■ WRITTEN TASK: Without the pictures, set down the records below word for word.
═══
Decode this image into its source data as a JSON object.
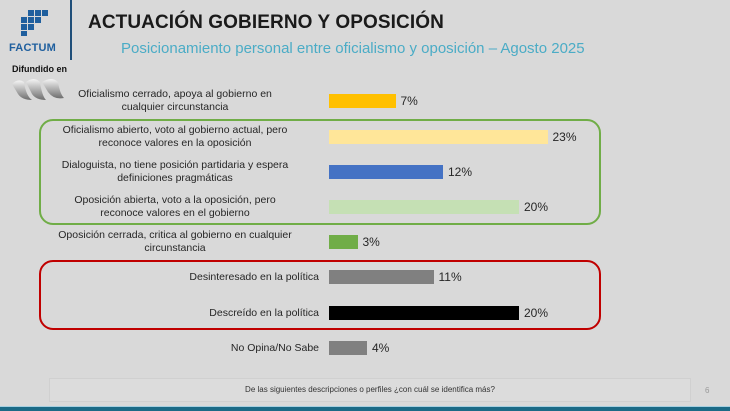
{
  "brand": {
    "logo_text": "FACTUM",
    "difundido_label": "Difundido en",
    "brand_color": "#1f5f9e"
  },
  "header": {
    "title": "ACTUACIÓN GOBIERNO Y OPOSICIÓN",
    "subtitle": "Posicionamiento personal entre oficialismo y oposición – Agosto 2025"
  },
  "footer": {
    "question": "De las siguientes descripciones o perfiles ¿con cuál se identifica más?",
    "page_number": "6"
  },
  "chart_data": {
    "type": "bar",
    "orientation": "horizontal",
    "title": "Posicionamiento personal entre oficialismo y oposición – Agosto 2025",
    "xlabel": "",
    "ylabel": "",
    "grid": false,
    "unit": "%",
    "categories": [
      "Oficialismo cerrado, apoya al gobierno en cualquier circunstancia",
      "Oficialismo abierto, voto al gobierno actual, pero reconoce valores en la oposición",
      "Dialoguista, no tiene posición partidaria y espera definiciones pragmáticas",
      "Oposición abierta, voto a la oposición, pero reconoce valores en el gobierno",
      "Oposición cerrada, critica al gobierno en cualquier circunstancia",
      "Desinteresado en la política",
      "Descreído en la política",
      "No Opina/No Sabe"
    ],
    "label_lines": [
      [
        "Oficialismo cerrado, apoya al gobierno en",
        "cualquier circunstancia"
      ],
      [
        "Oficialismo abierto, voto al gobierno actual, pero",
        "reconoce valores en la oposición"
      ],
      [
        "Dialoguista, no tiene posición partidaria y espera",
        "definiciones pragmáticas"
      ],
      [
        "Oposición abierta, voto a la oposición, pero",
        "reconoce valores en el gobierno"
      ],
      [
        "Oposición cerrada, critica al gobierno en cualquier",
        "circunstancia"
      ],
      [
        "Desinteresado en la política"
      ],
      [
        "Descreído en la política"
      ],
      [
        "No Opina/No Sabe"
      ]
    ],
    "values": [
      7,
      23,
      12,
      20,
      3,
      11,
      20,
      4
    ],
    "value_labels": [
      "7%",
      "23%",
      "12%",
      "20%",
      "3%",
      "11%",
      "20%",
      "4%"
    ],
    "colors": [
      "#ffc000",
      "#ffe699",
      "#4472c4",
      "#c5e0b4",
      "#70ad47",
      "#808080",
      "#000000",
      "#808080"
    ],
    "groups": [
      {
        "name": "green-group",
        "members": [
          1,
          2,
          3
        ],
        "color": "#70ad47"
      },
      {
        "name": "red-group",
        "members": [
          5,
          6
        ],
        "color": "#c00000"
      }
    ],
    "xlim": [
      0,
      25
    ]
  }
}
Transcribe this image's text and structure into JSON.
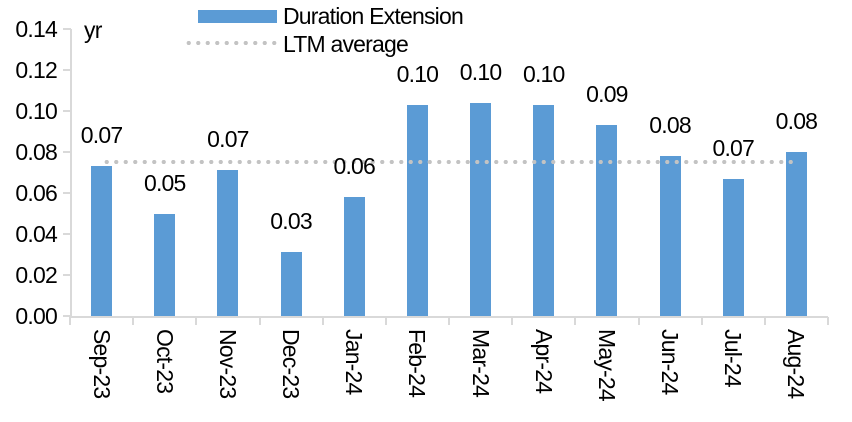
{
  "chart_data": {
    "type": "bar",
    "unit_label": "yr",
    "categories": [
      "Sep-23",
      "Oct-23",
      "Nov-23",
      "Dec-23",
      "Jan-24",
      "Feb-24",
      "Mar-24",
      "Apr-24",
      "May-24",
      "Jun-24",
      "Jul-24",
      "Aug-24"
    ],
    "series": [
      {
        "name": "Duration Extension",
        "type": "bar",
        "color": "#5b9bd5",
        "values": [
          0.073,
          0.05,
          0.071,
          0.031,
          0.058,
          0.103,
          0.104,
          0.103,
          0.093,
          0.078,
          0.067,
          0.08
        ],
        "data_labels": [
          "0.07",
          "0.05",
          "0.07",
          "0.03",
          "0.06",
          "0.10",
          "0.10",
          "0.10",
          "0.09",
          "0.08",
          "0.07",
          "0.08"
        ]
      },
      {
        "name": "LTM average",
        "type": "dotted-line",
        "color": "#c3c3c3",
        "value": 0.075
      }
    ],
    "y_axis": {
      "min": 0,
      "max": 0.14,
      "step": 0.02,
      "tick_labels": [
        "0.00",
        "0.02",
        "0.04",
        "0.06",
        "0.08",
        "0.10",
        "0.12",
        "0.14"
      ]
    },
    "legend_position": "top-center",
    "grid": "off",
    "axis_color": "#d9d9d9"
  }
}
═══
■ EXERCISE OUTPUT:
Decode this image into its source data as a JSON object.
{
  "brand": {
    "logo_text": "FACTUM",
    "difundido_label": "Difundido en",
    "brand_color": "#1f5f9e"
  },
  "header": {
    "title": "ACTUACIÓN GOBIERNO Y OPOSICIÓN",
    "subtitle": "Posicionamiento personal entre oficialismo y oposición – Agosto 2025"
  },
  "footer": {
    "question": "De las siguientes descripciones o perfiles ¿con cuál se identifica más?",
    "page_number": "6"
  },
  "chart_data": {
    "type": "bar",
    "orientation": "horizontal",
    "title": "Posicionamiento personal entre oficialismo y oposición – Agosto 2025",
    "xlabel": "",
    "ylabel": "",
    "grid": false,
    "unit": "%",
    "categories": [
      "Oficialismo cerrado, apoya al gobierno en cualquier circunstancia",
      "Oficialismo abierto, voto al gobierno actual, pero reconoce valores en la oposición",
      "Dialoguista, no tiene posición partidaria y espera definiciones pragmáticas",
      "Oposición abierta, voto a la oposición, pero reconoce valores en el gobierno",
      "Oposición cerrada, critica al gobierno en cualquier circunstancia",
      "Desinteresado en la política",
      "Descreído en la política",
      "No Opina/No Sabe"
    ],
    "label_lines": [
      [
        "Oficialismo cerrado, apoya al gobierno en",
        "cualquier circunstancia"
      ],
      [
        "Oficialismo abierto, voto al gobierno actual, pero",
        "reconoce valores en la oposición"
      ],
      [
        "Dialoguista, no tiene posición partidaria y espera",
        "definiciones pragmáticas"
      ],
      [
        "Oposición abierta, voto a la oposición, pero",
        "reconoce valores en el gobierno"
      ],
      [
        "Oposición cerrada, critica al gobierno en cualquier",
        "circunstancia"
      ],
      [
        "Desinteresado en la política"
      ],
      [
        "Descreído en la política"
      ],
      [
        "No Opina/No Sabe"
      ]
    ],
    "values": [
      7,
      23,
      12,
      20,
      3,
      11,
      20,
      4
    ],
    "value_labels": [
      "7%",
      "23%",
      "12%",
      "20%",
      "3%",
      "11%",
      "20%",
      "4%"
    ],
    "colors": [
      "#ffc000",
      "#ffe699",
      "#4472c4",
      "#c5e0b4",
      "#70ad47",
      "#808080",
      "#000000",
      "#808080"
    ],
    "groups": [
      {
        "name": "green-group",
        "members": [
          1,
          2,
          3
        ],
        "color": "#70ad47"
      },
      {
        "name": "red-group",
        "members": [
          5,
          6
        ],
        "color": "#c00000"
      }
    ],
    "xlim": [
      0,
      25
    ]
  }
}
Transcribe this image's text and structure into JSON.
{
  "chart_data": {
    "type": "bar",
    "unit_label": "yr",
    "categories": [
      "Sep-23",
      "Oct-23",
      "Nov-23",
      "Dec-23",
      "Jan-24",
      "Feb-24",
      "Mar-24",
      "Apr-24",
      "May-24",
      "Jun-24",
      "Jul-24",
      "Aug-24"
    ],
    "series": [
      {
        "name": "Duration Extension",
        "type": "bar",
        "color": "#5b9bd5",
        "values": [
          0.073,
          0.05,
          0.071,
          0.031,
          0.058,
          0.103,
          0.104,
          0.103,
          0.093,
          0.078,
          0.067,
          0.08
        ],
        "data_labels": [
          "0.07",
          "0.05",
          "0.07",
          "0.03",
          "0.06",
          "0.10",
          "0.10",
          "0.10",
          "0.09",
          "0.08",
          "0.07",
          "0.08"
        ]
      },
      {
        "name": "LTM average",
        "type": "dotted-line",
        "color": "#c3c3c3",
        "value": 0.075
      }
    ],
    "y_axis": {
      "min": 0,
      "max": 0.14,
      "step": 0.02,
      "tick_labels": [
        "0.00",
        "0.02",
        "0.04",
        "0.06",
        "0.08",
        "0.10",
        "0.12",
        "0.14"
      ]
    },
    "legend_position": "top-center",
    "grid": "off",
    "axis_color": "#d9d9d9"
  }
}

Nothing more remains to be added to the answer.